TASK DIRECTIONS ▸
Reproduce all of the material below word for word, leaving out the pictures.

[Spatial annotation entries]
=-=-=-=-=

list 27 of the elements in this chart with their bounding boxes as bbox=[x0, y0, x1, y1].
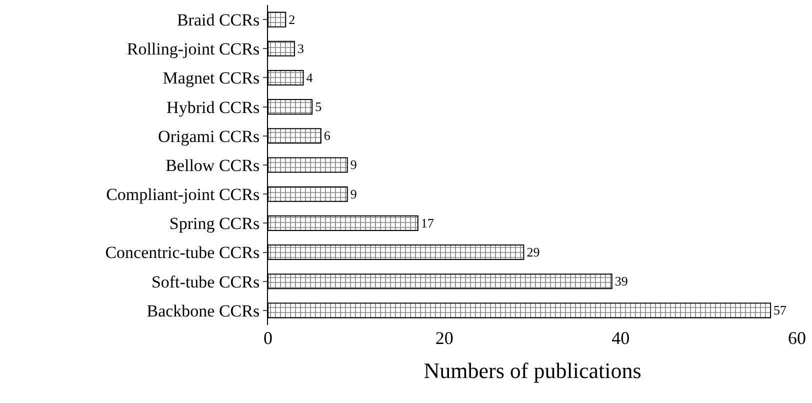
data-label: 2 bbox=[288, 12, 296, 27]
y-tick-label: Rolling-joint CCRs bbox=[126, 40, 260, 59]
y-tick-label: Spring CCRs bbox=[169, 214, 260, 234]
y-tick-label: Soft-tube CCRs bbox=[151, 272, 260, 292]
data-label: 4 bbox=[306, 70, 314, 85]
y-tick-label: Bellow CCRs bbox=[166, 156, 260, 175]
x-axis-title: Numbers of publications bbox=[424, 358, 642, 383]
data-label: 3 bbox=[297, 40, 304, 56]
x-tick-label: 60 bbox=[788, 328, 806, 348]
x-tick-label: 40 bbox=[612, 328, 630, 348]
data-label: 9 bbox=[350, 157, 357, 172]
data-label: 5 bbox=[315, 99, 322, 114]
data-label: 29 bbox=[526, 244, 540, 260]
data-label: 57 bbox=[774, 302, 788, 318]
data-label: 17 bbox=[420, 215, 434, 230]
data-label: 39 bbox=[614, 274, 628, 289]
x-tick-label: 20 bbox=[435, 328, 454, 348]
y-tick-label: Braid CCRs bbox=[176, 10, 260, 30]
data-label: 9 bbox=[350, 186, 357, 202]
y-tick-label: Hybrid CCRs bbox=[166, 98, 260, 117]
y-tick-label: Magnet CCRs bbox=[162, 68, 260, 88]
y-tick-label: Concentric-tube CCRs bbox=[105, 243, 260, 262]
y-tick-label: Compliant-joint CCRs bbox=[106, 185, 260, 204]
y-tick-label: Origami CCRs bbox=[158, 126, 260, 146]
data-label: 6 bbox=[324, 128, 331, 144]
x-tick-label: 0 bbox=[264, 328, 272, 348]
y-tick-label: Backbone CCRs bbox=[146, 301, 260, 320]
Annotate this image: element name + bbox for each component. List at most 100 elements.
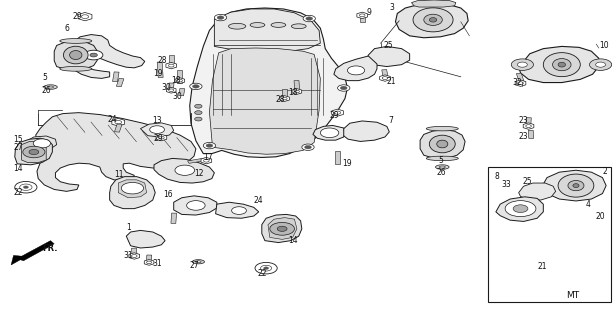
Ellipse shape [558, 62, 565, 67]
Ellipse shape [60, 39, 92, 43]
Text: 31: 31 [153, 259, 163, 268]
Ellipse shape [44, 85, 57, 89]
Ellipse shape [192, 260, 205, 264]
Circle shape [513, 205, 528, 212]
Text: 26: 26 [42, 86, 52, 95]
Polygon shape [78, 12, 92, 21]
Circle shape [338, 85, 350, 91]
Polygon shape [506, 184, 517, 190]
Text: 12: 12 [194, 169, 203, 178]
Circle shape [15, 181, 37, 193]
Circle shape [214, 14, 227, 21]
Polygon shape [132, 248, 137, 256]
Ellipse shape [229, 23, 246, 29]
Polygon shape [575, 202, 586, 209]
Text: 30: 30 [172, 92, 182, 100]
Text: 8: 8 [494, 172, 499, 181]
Ellipse shape [568, 180, 584, 191]
Text: FR.: FR. [42, 244, 57, 253]
Text: 25: 25 [522, 177, 532, 186]
Polygon shape [515, 80, 526, 86]
Polygon shape [15, 138, 52, 165]
Polygon shape [69, 35, 145, 78]
Polygon shape [367, 46, 410, 67]
Polygon shape [216, 202, 259, 218]
Polygon shape [262, 214, 302, 243]
Circle shape [277, 226, 287, 231]
Ellipse shape [424, 14, 442, 26]
Polygon shape [411, 0, 456, 7]
Polygon shape [126, 230, 165, 248]
Text: 22: 22 [257, 269, 267, 278]
Polygon shape [420, 130, 465, 158]
Ellipse shape [553, 59, 571, 71]
Polygon shape [166, 62, 177, 69]
Polygon shape [157, 62, 163, 77]
Ellipse shape [63, 46, 88, 64]
Circle shape [303, 15, 315, 22]
Polygon shape [523, 123, 534, 129]
Circle shape [84, 50, 103, 60]
Polygon shape [578, 198, 583, 206]
Circle shape [596, 62, 606, 67]
Polygon shape [112, 118, 124, 126]
Ellipse shape [60, 67, 92, 71]
Polygon shape [171, 213, 177, 223]
Circle shape [33, 139, 51, 148]
Polygon shape [116, 78, 124, 87]
Ellipse shape [429, 18, 437, 22]
Circle shape [305, 145, 311, 149]
Text: 4: 4 [585, 200, 590, 209]
Text: 17: 17 [203, 153, 213, 162]
Text: 15: 15 [14, 135, 23, 144]
Polygon shape [357, 12, 368, 19]
Polygon shape [395, 4, 468, 38]
Text: 29: 29 [154, 134, 164, 143]
Polygon shape [190, 8, 347, 157]
Circle shape [264, 267, 269, 269]
Text: 2: 2 [602, 167, 607, 176]
Polygon shape [118, 180, 147, 198]
Text: 1: 1 [126, 223, 131, 232]
Text: 27: 27 [14, 143, 23, 152]
Polygon shape [214, 9, 320, 52]
Text: 21: 21 [537, 262, 546, 271]
Ellipse shape [558, 174, 594, 197]
Ellipse shape [70, 51, 82, 60]
Ellipse shape [573, 184, 579, 188]
Circle shape [232, 207, 246, 214]
Polygon shape [280, 96, 290, 101]
Text: 7: 7 [388, 116, 393, 125]
Text: 10: 10 [599, 41, 609, 50]
Polygon shape [113, 72, 119, 82]
Circle shape [187, 201, 205, 210]
Ellipse shape [271, 23, 286, 28]
Polygon shape [335, 151, 340, 164]
Polygon shape [527, 259, 538, 266]
Polygon shape [313, 125, 344, 140]
Ellipse shape [436, 165, 449, 169]
Circle shape [190, 83, 202, 90]
Text: 5: 5 [42, 73, 47, 82]
Text: 18: 18 [171, 76, 180, 84]
Polygon shape [169, 83, 174, 91]
Polygon shape [174, 196, 217, 215]
Text: 24: 24 [254, 196, 264, 205]
Ellipse shape [250, 23, 265, 28]
Polygon shape [334, 56, 377, 81]
Polygon shape [147, 255, 152, 262]
Circle shape [511, 59, 533, 70]
Polygon shape [526, 118, 531, 127]
Polygon shape [166, 87, 176, 93]
Polygon shape [542, 170, 606, 201]
Circle shape [23, 186, 28, 188]
Circle shape [341, 86, 347, 90]
Polygon shape [586, 213, 596, 219]
Polygon shape [201, 157, 212, 164]
Polygon shape [144, 260, 154, 265]
Text: 29: 29 [330, 111, 339, 120]
Text: 33: 33 [501, 180, 511, 188]
Text: 29: 29 [73, 12, 83, 21]
Text: 22: 22 [14, 188, 23, 197]
Polygon shape [177, 70, 182, 83]
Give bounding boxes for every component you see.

=-=-=-=-=

RESPONSE ▸
list 27 of the elements in this chart with their bounding boxes as bbox=[x0, y0, x1, y1].
data-label: 2 bbox=[288, 12, 296, 27]
y-tick-label: Rolling-joint CCRs bbox=[126, 40, 260, 59]
y-tick-label: Spring CCRs bbox=[169, 214, 260, 234]
y-tick-label: Soft-tube CCRs bbox=[151, 272, 260, 292]
data-label: 4 bbox=[306, 70, 314, 85]
y-tick-label: Bellow CCRs bbox=[166, 156, 260, 175]
x-axis-title: Numbers of publications bbox=[424, 358, 642, 383]
data-label: 3 bbox=[297, 40, 304, 56]
x-tick-label: 60 bbox=[788, 328, 806, 348]
x-tick-label: 40 bbox=[612, 328, 630, 348]
data-label: 9 bbox=[350, 157, 357, 172]
data-label: 5 bbox=[315, 99, 322, 114]
data-label: 29 bbox=[526, 244, 540, 260]
data-label: 57 bbox=[774, 302, 788, 318]
data-label: 17 bbox=[420, 215, 434, 230]
data-label: 39 bbox=[614, 274, 628, 289]
x-tick-label: 20 bbox=[435, 328, 454, 348]
y-tick-label: Braid CCRs bbox=[176, 10, 260, 30]
data-label: 9 bbox=[350, 186, 357, 202]
y-tick-label: Hybrid CCRs bbox=[166, 98, 260, 117]
y-tick-label: Magnet CCRs bbox=[162, 68, 260, 88]
y-tick-label: Concentric-tube CCRs bbox=[105, 243, 260, 262]
y-tick-label: Compliant-joint CCRs bbox=[106, 185, 260, 204]
y-tick-label: Origami CCRs bbox=[158, 126, 260, 146]
data-label: 6 bbox=[324, 128, 331, 144]
x-tick-label: 0 bbox=[264, 328, 272, 348]
y-tick-label: Backbone CCRs bbox=[146, 301, 260, 320]
Annotate this image: element name + bbox for each component. List at most 100 elements.
Ellipse shape [558, 62, 565, 67]
Ellipse shape [60, 39, 92, 43]
Text: 31: 31 [153, 259, 163, 268]
Ellipse shape [44, 85, 57, 89]
Ellipse shape [192, 260, 205, 264]
Circle shape [513, 205, 528, 212]
Text: 26: 26 [42, 86, 52, 95]
Polygon shape [78, 12, 92, 21]
Circle shape [338, 85, 350, 91]
Polygon shape [506, 184, 517, 190]
Text: 12: 12 [194, 169, 203, 178]
Circle shape [15, 181, 37, 193]
Circle shape [214, 14, 227, 21]
Polygon shape [132, 248, 137, 256]
Ellipse shape [229, 23, 246, 29]
Polygon shape [575, 202, 586, 209]
Text: 30: 30 [172, 92, 182, 100]
Text: 8: 8 [494, 172, 499, 181]
Ellipse shape [568, 180, 584, 191]
Text: FR.: FR. [42, 244, 57, 253]
Text: 25: 25 [522, 177, 532, 186]
Polygon shape [515, 80, 526, 86]
Polygon shape [15, 138, 52, 165]
Polygon shape [69, 35, 145, 78]
Polygon shape [367, 46, 410, 67]
Polygon shape [216, 202, 259, 218]
Polygon shape [262, 214, 302, 243]
Circle shape [277, 226, 287, 231]
Ellipse shape [424, 14, 442, 26]
Polygon shape [411, 0, 456, 7]
Polygon shape [126, 230, 165, 248]
Text: 22: 22 [257, 269, 267, 278]
Polygon shape [420, 130, 465, 158]
Ellipse shape [553, 59, 571, 71]
Polygon shape [166, 62, 177, 69]
Polygon shape [157, 62, 163, 77]
Ellipse shape [63, 46, 88, 64]
Circle shape [303, 15, 315, 22]
Polygon shape [523, 123, 534, 129]
Circle shape [84, 50, 103, 60]
Polygon shape [578, 198, 583, 206]
Circle shape [596, 62, 606, 67]
Polygon shape [112, 118, 124, 126]
Ellipse shape [60, 67, 92, 71]
Polygon shape [171, 213, 177, 223]
Circle shape [33, 139, 51, 148]
Polygon shape [116, 78, 124, 87]
Ellipse shape [429, 18, 437, 22]
Circle shape [305, 145, 311, 149]
Text: 4: 4 [585, 200, 590, 209]
Text: 17: 17 [203, 153, 213, 162]
Text: 15: 15 [14, 135, 23, 144]
Polygon shape [357, 12, 368, 19]
Polygon shape [395, 4, 468, 38]
Text: 29: 29 [154, 134, 164, 143]
Polygon shape [190, 8, 347, 157]
Circle shape [264, 267, 269, 269]
Text: 2: 2 [602, 167, 607, 176]
Polygon shape [118, 180, 147, 198]
Text: 1: 1 [126, 223, 131, 232]
Text: 27: 27 [14, 143, 23, 152]
Polygon shape [214, 9, 320, 52]
Text: 21: 21 [537, 262, 546, 271]
Ellipse shape [558, 174, 594, 197]
Ellipse shape [70, 51, 82, 60]
Ellipse shape [573, 184, 579, 188]
Circle shape [232, 207, 246, 214]
Polygon shape [280, 96, 290, 101]
Text: 7: 7 [388, 116, 393, 125]
Text: 10: 10 [599, 41, 609, 50]
Polygon shape [113, 72, 119, 82]
Circle shape [187, 201, 205, 210]
Ellipse shape [271, 23, 286, 28]
Polygon shape [335, 151, 340, 164]
Polygon shape [527, 259, 538, 266]
Polygon shape [313, 125, 344, 140]
Ellipse shape [436, 165, 449, 169]
Circle shape [190, 83, 202, 90]
Text: 5: 5 [42, 73, 47, 82]
Text: 18: 18 [171, 76, 180, 84]
Polygon shape [169, 83, 174, 91]
Polygon shape [174, 196, 217, 215]
Text: 24: 24 [254, 196, 264, 205]
Ellipse shape [250, 23, 265, 28]
Polygon shape [334, 56, 377, 81]
Polygon shape [147, 255, 152, 262]
Circle shape [511, 59, 533, 70]
Polygon shape [526, 118, 531, 127]
Polygon shape [166, 87, 176, 93]
Polygon shape [542, 170, 606, 201]
Circle shape [23, 186, 28, 188]
Circle shape [341, 86, 347, 90]
Polygon shape [586, 213, 596, 219]
Polygon shape [201, 157, 212, 164]
Polygon shape [144, 260, 154, 265]
Text: 29: 29 [330, 111, 339, 120]
Text: 33: 33 [501, 180, 511, 188]
Text: 29: 29 [73, 12, 83, 21]
Text: 22: 22 [14, 188, 23, 197]
Polygon shape [177, 70, 182, 83]
Give bounding boxes for every component you see.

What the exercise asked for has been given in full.